Task prompt:
Output the full material exactly as it appears here.

The records:
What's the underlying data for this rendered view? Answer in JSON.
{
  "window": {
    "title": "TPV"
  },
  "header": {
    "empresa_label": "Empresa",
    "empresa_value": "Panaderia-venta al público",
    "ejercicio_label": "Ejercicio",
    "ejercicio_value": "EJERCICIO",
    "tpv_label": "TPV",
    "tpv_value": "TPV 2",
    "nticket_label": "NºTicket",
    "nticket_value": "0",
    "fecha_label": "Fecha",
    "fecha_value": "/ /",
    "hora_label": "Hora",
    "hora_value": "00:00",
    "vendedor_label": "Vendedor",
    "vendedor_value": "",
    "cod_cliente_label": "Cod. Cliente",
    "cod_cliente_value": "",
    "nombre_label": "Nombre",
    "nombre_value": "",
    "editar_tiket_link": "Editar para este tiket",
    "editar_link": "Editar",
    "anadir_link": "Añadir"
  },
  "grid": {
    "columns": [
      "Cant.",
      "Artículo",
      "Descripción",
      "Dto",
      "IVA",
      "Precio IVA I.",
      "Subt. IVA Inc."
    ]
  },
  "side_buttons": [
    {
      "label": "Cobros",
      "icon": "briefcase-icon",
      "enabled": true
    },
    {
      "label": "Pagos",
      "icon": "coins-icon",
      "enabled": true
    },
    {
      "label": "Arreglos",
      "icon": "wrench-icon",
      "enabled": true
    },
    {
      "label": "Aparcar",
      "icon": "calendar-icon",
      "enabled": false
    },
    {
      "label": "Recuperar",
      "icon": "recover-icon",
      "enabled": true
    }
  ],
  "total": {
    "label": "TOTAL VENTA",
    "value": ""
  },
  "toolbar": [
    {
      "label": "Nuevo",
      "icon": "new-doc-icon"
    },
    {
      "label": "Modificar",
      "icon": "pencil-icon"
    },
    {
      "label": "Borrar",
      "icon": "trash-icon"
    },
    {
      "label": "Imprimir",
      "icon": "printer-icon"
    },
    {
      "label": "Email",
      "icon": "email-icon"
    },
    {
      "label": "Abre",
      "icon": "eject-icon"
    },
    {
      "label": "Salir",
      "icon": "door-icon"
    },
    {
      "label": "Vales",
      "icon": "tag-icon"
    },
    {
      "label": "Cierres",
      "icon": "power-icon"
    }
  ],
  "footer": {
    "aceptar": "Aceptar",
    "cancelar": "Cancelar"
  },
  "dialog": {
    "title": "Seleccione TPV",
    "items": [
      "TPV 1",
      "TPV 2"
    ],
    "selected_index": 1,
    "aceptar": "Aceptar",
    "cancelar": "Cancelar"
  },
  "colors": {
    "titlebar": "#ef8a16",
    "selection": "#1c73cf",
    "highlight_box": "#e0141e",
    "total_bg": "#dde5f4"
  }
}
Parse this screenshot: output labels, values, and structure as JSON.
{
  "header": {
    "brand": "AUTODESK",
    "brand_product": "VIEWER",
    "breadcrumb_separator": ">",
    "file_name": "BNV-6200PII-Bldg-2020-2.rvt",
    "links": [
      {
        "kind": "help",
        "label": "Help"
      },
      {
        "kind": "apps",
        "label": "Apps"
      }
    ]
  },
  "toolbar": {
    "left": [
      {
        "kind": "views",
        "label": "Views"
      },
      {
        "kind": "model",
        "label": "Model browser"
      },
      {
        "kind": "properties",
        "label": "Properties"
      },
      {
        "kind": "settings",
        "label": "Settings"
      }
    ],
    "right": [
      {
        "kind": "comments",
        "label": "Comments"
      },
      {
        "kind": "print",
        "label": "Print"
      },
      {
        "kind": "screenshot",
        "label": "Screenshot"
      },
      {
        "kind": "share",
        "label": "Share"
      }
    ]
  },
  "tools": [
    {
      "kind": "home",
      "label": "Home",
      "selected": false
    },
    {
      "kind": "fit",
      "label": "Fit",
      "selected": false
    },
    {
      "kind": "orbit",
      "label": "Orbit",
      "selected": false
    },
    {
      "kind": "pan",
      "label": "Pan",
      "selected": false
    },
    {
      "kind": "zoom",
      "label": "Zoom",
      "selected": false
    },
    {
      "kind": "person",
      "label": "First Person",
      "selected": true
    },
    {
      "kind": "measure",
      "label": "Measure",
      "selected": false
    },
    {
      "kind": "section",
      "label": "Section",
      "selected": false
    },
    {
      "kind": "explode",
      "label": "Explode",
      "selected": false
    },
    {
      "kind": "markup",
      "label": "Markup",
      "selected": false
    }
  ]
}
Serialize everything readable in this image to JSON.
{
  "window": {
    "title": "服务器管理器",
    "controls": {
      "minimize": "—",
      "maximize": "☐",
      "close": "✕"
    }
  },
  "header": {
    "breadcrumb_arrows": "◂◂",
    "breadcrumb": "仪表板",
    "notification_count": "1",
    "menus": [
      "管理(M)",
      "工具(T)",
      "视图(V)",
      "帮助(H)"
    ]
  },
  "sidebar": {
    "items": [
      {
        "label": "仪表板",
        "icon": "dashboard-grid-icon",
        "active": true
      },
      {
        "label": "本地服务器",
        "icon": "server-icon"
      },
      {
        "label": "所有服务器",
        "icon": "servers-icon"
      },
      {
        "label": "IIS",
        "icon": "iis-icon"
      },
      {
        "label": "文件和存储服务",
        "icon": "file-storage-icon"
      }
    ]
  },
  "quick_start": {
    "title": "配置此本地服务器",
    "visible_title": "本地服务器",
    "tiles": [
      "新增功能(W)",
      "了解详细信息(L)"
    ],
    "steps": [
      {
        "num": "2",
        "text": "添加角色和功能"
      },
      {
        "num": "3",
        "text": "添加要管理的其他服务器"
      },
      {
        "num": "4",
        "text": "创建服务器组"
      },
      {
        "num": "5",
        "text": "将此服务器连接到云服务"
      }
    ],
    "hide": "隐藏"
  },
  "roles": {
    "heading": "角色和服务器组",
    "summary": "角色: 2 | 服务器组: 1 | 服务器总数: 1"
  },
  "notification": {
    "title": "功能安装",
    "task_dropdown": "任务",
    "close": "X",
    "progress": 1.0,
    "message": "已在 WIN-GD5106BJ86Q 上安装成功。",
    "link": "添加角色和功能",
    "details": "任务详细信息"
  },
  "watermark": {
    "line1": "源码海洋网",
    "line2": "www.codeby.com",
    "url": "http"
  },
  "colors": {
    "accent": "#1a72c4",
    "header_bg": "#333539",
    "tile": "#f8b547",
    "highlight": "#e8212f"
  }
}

Answer for this exercise:
What's the underlying data for this rendered view? Answer in JSON.
{
  "window": {
    "title": "TPV"
  },
  "header": {
    "empresa_label": "Empresa",
    "empresa_value": "Panaderia-venta al público",
    "ejercicio_label": "Ejercicio",
    "ejercicio_value": "EJERCICIO",
    "tpv_label": "TPV",
    "tpv_value": "TPV 2",
    "nticket_label": "NºTicket",
    "nticket_value": "0",
    "fecha_label": "Fecha",
    "fecha_value": "/ /",
    "hora_label": "Hora",
    "hora_value": "00:00",
    "vendedor_label": "Vendedor",
    "vendedor_value": "",
    "cod_cliente_label": "Cod. Cliente",
    "cod_cliente_value": "",
    "nombre_label": "Nombre",
    "nombre_value": "",
    "editar_tiket_link": "Editar para este tiket",
    "editar_link": "Editar",
    "anadir_link": "Añadir"
  },
  "grid": {
    "columns": [
      "Cant.",
      "Artículo",
      "Descripción",
      "Dto",
      "IVA",
      "Precio IVA I.",
      "Subt. IVA Inc."
    ]
  },
  "side_buttons": [
    {
      "label": "Cobros",
      "icon": "briefcase-icon",
      "enabled": true
    },
    {
      "label": "Pagos",
      "icon": "coins-icon",
      "enabled": true
    },
    {
      "label": "Arreglos",
      "icon": "wrench-icon",
      "enabled": true
    },
    {
      "label": "Aparcar",
      "icon": "calendar-icon",
      "enabled": false
    },
    {
      "label": "Recuperar",
      "icon": "recover-icon",
      "enabled": true
    }
  ],
  "total": {
    "label": "TOTAL VENTA",
    "value": ""
  },
  "toolbar": [
    {
      "label": "Nuevo",
      "icon": "new-doc-icon"
    },
    {
      "label": "Modificar",
      "icon": "pencil-icon"
    },
    {
      "label": "Borrar",
      "icon": "trash-icon"
    },
    {
      "label": "Imprimir",
      "icon": "printer-icon"
    },
    {
      "label": "Email",
      "icon": "email-icon"
    },
    {
      "label": "Abre",
      "icon": "eject-icon"
    },
    {
      "label": "Salir",
      "icon": "door-icon"
    },
    {
      "label": "Vales",
      "icon": "tag-icon"
    },
    {
      "label": "Cierres",
      "icon": "power-icon"
    }
  ],
  "footer": {
    "aceptar": "Aceptar",
    "cancelar": "Cancelar"
  },
  "dialog": {
    "title": "Seleccione TPV",
    "items": [
      "TPV 1",
      "TPV 2"
    ],
    "selected_index": 1,
    "aceptar": "Aceptar",
    "cancelar": "Cancelar"
  },
  "colors": {
    "titlebar": "#ef8a16",
    "selection": "#1c73cf",
    "highlight_box": "#e0141e",
    "total_bg": "#dde5f4"
  }
}
Parse this screenshot: output labels, values, and structure as JSON.
{
  "header": {
    "brand": "AUTODESK",
    "brand_product": "VIEWER",
    "breadcrumb_separator": ">",
    "file_name": "BNV-6200PII-Bldg-2020-2.rvt",
    "links": [
      {
        "kind": "help",
        "label": "Help"
      },
      {
        "kind": "apps",
        "label": "Apps"
      }
    ]
  },
  "toolbar": {
    "left": [
      {
        "kind": "views",
        "label": "Views"
      },
      {
        "kind": "model",
        "label": "Model browser"
      },
      {
        "kind": "properties",
        "label": "Properties"
      },
      {
        "kind": "settings",
        "label": "Settings"
      }
    ],
    "right": [
      {
        "kind": "comments",
        "label": "Comments"
      },
      {
        "kind": "print",
        "label": "Print"
      },
      {
        "kind": "screenshot",
        "label": "Screenshot"
      },
      {
        "kind": "share",
        "label": "Share"
      }
    ]
  },
  "tools": [
    {
      "kind": "home",
      "label": "Home",
      "selected": false
    },
    {
      "kind": "fit",
      "label": "Fit",
      "selected": false
    },
    {
      "kind": "orbit",
      "label": "Orbit",
      "selected": false
    },
    {
      "kind": "pan",
      "label": "Pan",
      "selected": false
    },
    {
      "kind": "zoom",
      "label": "Zoom",
      "selected": false
    },
    {
      "kind": "person",
      "label": "First Person",
      "selected": true
    },
    {
      "kind": "measure",
      "label": "Measure",
      "selected": false
    },
    {
      "kind": "section",
      "label": "Section",
      "selected": false
    },
    {
      "kind": "explode",
      "label": "Explode",
      "selected": false
    },
    {
      "kind": "markup",
      "label": "Markup",
      "selected": false
    }
  ]
}
Serialize everything readable in this image to JSON.
{
  "window": {
    "title": "服务器管理器",
    "controls": {
      "minimize": "—",
      "maximize": "☐",
      "close": "✕"
    }
  },
  "header": {
    "breadcrumb_arrows": "◂◂",
    "breadcrumb": "仪表板",
    "notification_count": "1",
    "menus": [
      "管理(M)",
      "工具(T)",
      "视图(V)",
      "帮助(H)"
    ]
  },
  "sidebar": {
    "items": [
      {
        "label": "仪表板",
        "icon": "dashboard-grid-icon",
        "active": true
      },
      {
        "label": "本地服务器",
        "icon": "server-icon"
      },
      {
        "label": "所有服务器",
        "icon": "servers-icon"
      },
      {
        "label": "IIS",
        "icon": "iis-icon"
      },
      {
        "label": "文件和存储服务",
        "icon": "file-storage-icon"
      }
    ]
  },
  "quick_start": {
    "title": "配置此本地服务器",
    "visible_title": "本地服务器",
    "tiles": [
      "新增功能(W)",
      "了解详细信息(L)"
    ],
    "steps": [
      {
        "num": "2",
        "text": "添加角色和功能"
      },
      {
        "num": "3",
        "text": "添加要管理的其他服务器"
      },
      {
        "num": "4",
        "text": "创建服务器组"
      },
      {
        "num": "5",
        "text": "将此服务器连接到云服务"
      }
    ],
    "hide": "隐藏"
  },
  "roles": {
    "heading": "角色和服务器组",
    "summary": "角色: 2 | 服务器组: 1 | 服务器总数: 1"
  },
  "notification": {
    "title": "功能安装",
    "task_dropdown": "任务",
    "close": "X",
    "progress": 1.0,
    "message": "已在 WIN-GD5106BJ86Q 上安装成功。",
    "link": "添加角色和功能",
    "details": "任务详细信息"
  },
  "watermark": {
    "line1": "源码海洋网",
    "line2": "www.codeby.com",
    "url": "http"
  },
  "colors": {
    "accent": "#1a72c4",
    "header_bg": "#333539",
    "tile": "#f8b547",
    "highlight": "#e8212f"
  }
}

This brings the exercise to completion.